> **WHAT YOU SHOULD DO**
Extract every entry word for word. Skip the pictures.

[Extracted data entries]

· · · · · · ·

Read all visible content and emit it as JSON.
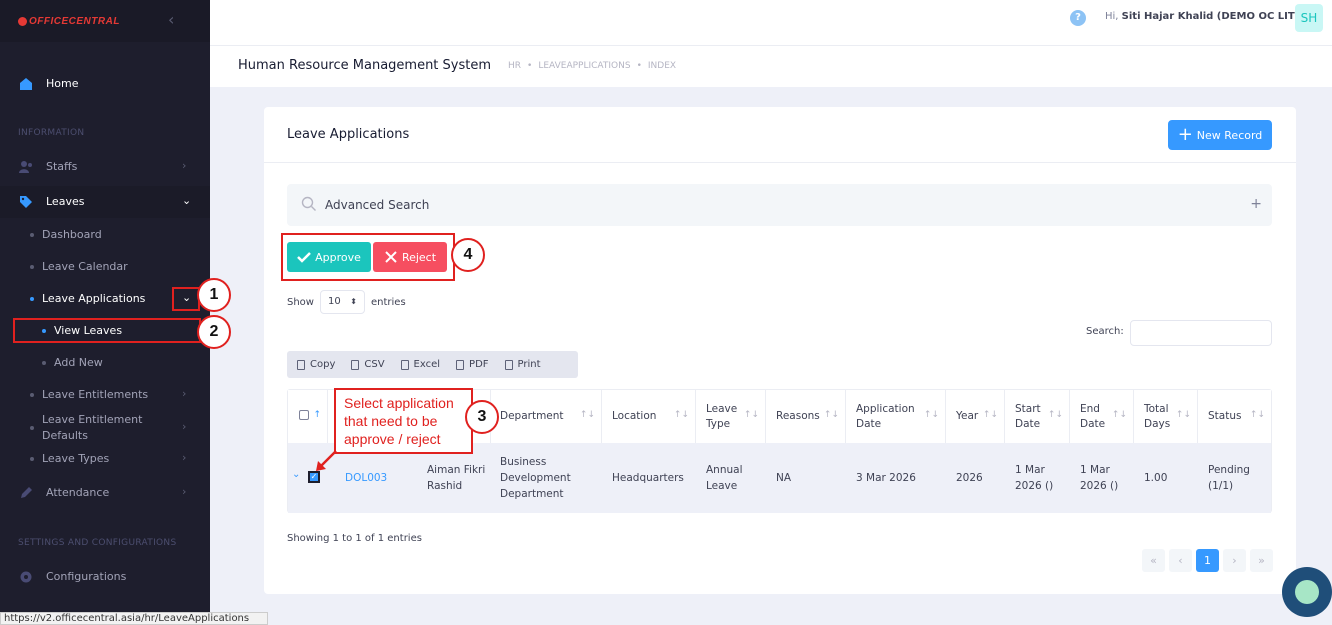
{
  "brand": {
    "logo_text": "OFFICECENTRAL"
  },
  "sidebar": {
    "home": "Home",
    "section_info": "INFORMATION",
    "staffs": "Staffs",
    "leaves": "Leaves",
    "leave_sub": [
      {
        "label": "Dashboard"
      },
      {
        "label": "Leave Calendar"
      },
      {
        "label": "Leave Applications"
      },
      {
        "label": "View Leaves"
      },
      {
        "label": "Add New"
      },
      {
        "label": "Leave Entitlements"
      },
      {
        "label": "Leave Entitlement Defaults"
      },
      {
        "label": "Leave Types"
      }
    ],
    "attendance": "Attendance",
    "section_settings": "SETTINGS AND CONFIGURATIONS",
    "configurations": "Configurations"
  },
  "topbar": {
    "greeting_prefix": "Hi,",
    "user_name": "Siti Hajar Khalid (DEMO OC LITE)",
    "avatar_initials": "SH"
  },
  "subheader": {
    "title": "Human Resource Management System",
    "breadcrumbs": [
      "HR",
      "•",
      "LEAVEAPPLICATIONS",
      "•",
      "INDEX"
    ]
  },
  "card": {
    "title": "Leave Applications",
    "new_record": "New Record",
    "advanced_search": "Advanced Search",
    "approve": "Approve",
    "reject": "Reject",
    "show": "Show",
    "entries_count": "10",
    "entries": "entries",
    "search_label": "Search:",
    "export": [
      "Copy",
      "CSV",
      "Excel",
      "PDF",
      "Print"
    ]
  },
  "table": {
    "headers": [
      "Department",
      "Location",
      "Leave Type",
      "Reasons",
      "Application Date",
      "Year",
      "Start Date",
      "End Date",
      "Total Days",
      "Status"
    ],
    "row": {
      "id": "DOL003",
      "name": "Aiman Fikri Rashid",
      "department": "Business Development Department",
      "location": "Headquarters",
      "leave_type": "Annual Leave",
      "reasons": "NA",
      "application_date": "3 Mar 2026",
      "year": "2026",
      "start_date": "1 Mar 2026 ()",
      "end_date": "1 Mar 2026 ()",
      "total_days": "1.00",
      "status": "Pending (1/1)"
    },
    "footer_info": "Showing 1 to 1 of 1 entries",
    "pager": [
      "«",
      "‹",
      "1",
      "›",
      "»"
    ]
  },
  "annotations": {
    "step1": "1",
    "step2": "2",
    "step3": "3",
    "step4": "4",
    "note": "Select application that need to be approve / reject"
  },
  "status_bar_url": "https://v2.officecentral.asia/hr/LeaveApplications",
  "colors": {
    "primary": "#3699ff",
    "approve": "#1bc5bd",
    "reject": "#f64e60",
    "annotation": "#e0211f",
    "sidebar": "#1e1e2d"
  }
}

· · · · · · ·

> **SOLUTION**
Read all visible content and emit it as JSON.
{
  "brand": {
    "logo_text": "OFFICECENTRAL"
  },
  "sidebar": {
    "home": "Home",
    "section_info": "INFORMATION",
    "staffs": "Staffs",
    "leaves": "Leaves",
    "leave_sub": [
      {
        "label": "Dashboard"
      },
      {
        "label": "Leave Calendar"
      },
      {
        "label": "Leave Applications"
      },
      {
        "label": "View Leaves"
      },
      {
        "label": "Add New"
      },
      {
        "label": "Leave Entitlements"
      },
      {
        "label": "Leave Entitlement Defaults"
      },
      {
        "label": "Leave Types"
      }
    ],
    "attendance": "Attendance",
    "section_settings": "SETTINGS AND CONFIGURATIONS",
    "configurations": "Configurations"
  },
  "topbar": {
    "greeting_prefix": "Hi,",
    "user_name": "Siti Hajar Khalid (DEMO OC LITE)",
    "avatar_initials": "SH"
  },
  "subheader": {
    "title": "Human Resource Management System",
    "breadcrumbs": [
      "HR",
      "•",
      "LEAVEAPPLICATIONS",
      "•",
      "INDEX"
    ]
  },
  "card": {
    "title": "Leave Applications",
    "new_record": "New Record",
    "advanced_search": "Advanced Search",
    "approve": "Approve",
    "reject": "Reject",
    "show": "Show",
    "entries_count": "10",
    "entries": "entries",
    "search_label": "Search:",
    "export": [
      "Copy",
      "CSV",
      "Excel",
      "PDF",
      "Print"
    ]
  },
  "table": {
    "headers": [
      "Department",
      "Location",
      "Leave Type",
      "Reasons",
      "Application Date",
      "Year",
      "Start Date",
      "End Date",
      "Total Days",
      "Status"
    ],
    "row": {
      "id": "DOL003",
      "name": "Aiman Fikri Rashid",
      "department": "Business Development Department",
      "location": "Headquarters",
      "leave_type": "Annual Leave",
      "reasons": "NA",
      "application_date": "3 Mar 2026",
      "year": "2026",
      "start_date": "1 Mar 2026 ()",
      "end_date": "1 Mar 2026 ()",
      "total_days": "1.00",
      "status": "Pending (1/1)"
    },
    "footer_info": "Showing 1 to 1 of 1 entries",
    "pager": [
      "«",
      "‹",
      "1",
      "›",
      "»"
    ]
  },
  "annotations": {
    "step1": "1",
    "step2": "2",
    "step3": "3",
    "step4": "4",
    "note": "Select application that need to be approve / reject"
  },
  "status_bar_url": "https://v2.officecentral.asia/hr/LeaveApplications",
  "colors": {
    "primary": "#3699ff",
    "approve": "#1bc5bd",
    "reject": "#f64e60",
    "annotation": "#e0211f",
    "sidebar": "#1e1e2d"
  }
}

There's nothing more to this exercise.